What you have to do: Lay out every line of the records as a JSON list of strings, one string per line, with blank lines omitted.

Layout annotation records
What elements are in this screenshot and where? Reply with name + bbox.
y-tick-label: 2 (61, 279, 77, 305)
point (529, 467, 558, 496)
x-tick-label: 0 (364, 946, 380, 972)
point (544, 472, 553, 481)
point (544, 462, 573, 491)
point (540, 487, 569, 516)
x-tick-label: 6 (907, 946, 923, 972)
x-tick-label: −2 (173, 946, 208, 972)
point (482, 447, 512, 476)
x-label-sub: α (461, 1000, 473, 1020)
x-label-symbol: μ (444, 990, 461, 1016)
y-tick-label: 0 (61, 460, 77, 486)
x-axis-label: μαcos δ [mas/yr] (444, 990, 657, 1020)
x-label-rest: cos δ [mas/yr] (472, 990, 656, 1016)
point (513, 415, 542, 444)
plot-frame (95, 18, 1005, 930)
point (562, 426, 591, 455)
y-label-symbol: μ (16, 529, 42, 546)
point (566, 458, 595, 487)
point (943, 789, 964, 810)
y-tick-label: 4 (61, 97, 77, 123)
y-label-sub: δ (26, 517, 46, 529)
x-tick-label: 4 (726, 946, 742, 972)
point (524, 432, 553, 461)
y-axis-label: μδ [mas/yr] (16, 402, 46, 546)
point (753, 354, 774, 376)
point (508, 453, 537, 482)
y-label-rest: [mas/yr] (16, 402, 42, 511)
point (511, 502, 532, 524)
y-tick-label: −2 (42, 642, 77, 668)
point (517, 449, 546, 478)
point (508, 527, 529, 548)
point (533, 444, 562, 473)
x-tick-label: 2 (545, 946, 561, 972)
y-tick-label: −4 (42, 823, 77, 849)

Solved exercise:
[
  "What elements are in this screenshot and where? Reply with name + bbox.",
  "y-tick-label: 2 (61, 279, 77, 305)",
  "point (529, 467, 558, 496)",
  "x-tick-label: 0 (364, 946, 380, 972)",
  "point (544, 472, 553, 481)",
  "point (544, 462, 573, 491)",
  "point (540, 487, 569, 516)",
  "x-tick-label: 6 (907, 946, 923, 972)",
  "x-tick-label: −2 (173, 946, 208, 972)",
  "point (482, 447, 512, 476)",
  "x-label-sub: α (461, 1000, 473, 1020)",
  "x-label-symbol: μ (444, 990, 461, 1016)",
  "y-tick-label: 0 (61, 460, 77, 486)",
  "x-axis-label: μαcos δ [mas/yr] (444, 990, 657, 1020)",
  "x-label-rest: cos δ [mas/yr] (472, 990, 656, 1016)",
  "point (513, 415, 542, 444)",
  "plot-frame (95, 18, 1005, 930)",
  "point (562, 426, 591, 455)",
  "y-label-symbol: μ (16, 529, 42, 546)",
  "point (566, 458, 595, 487)",
  "point (943, 789, 964, 810)",
  "y-tick-label: 4 (61, 97, 77, 123)",
  "y-label-sub: δ (26, 517, 46, 529)",
  "x-tick-label: 4 (726, 946, 742, 972)",
  "point (524, 432, 553, 461)",
  "y-axis-label: μδ [mas/yr] (16, 402, 46, 546)",
  "point (753, 354, 774, 376)",
  "point (508, 453, 537, 482)",
  "y-label-rest: [mas/yr] (16, 402, 42, 511)",
  "point (511, 502, 532, 524)",
  "y-tick-label: −2 (42, 642, 77, 668)",
  "point (517, 449, 546, 478)",
  "point (508, 527, 529, 548)",
  "point (533, 444, 562, 473)",
  "x-tick-label: 2 (545, 946, 561, 972)",
  "y-tick-label: −4 (42, 823, 77, 849)"
]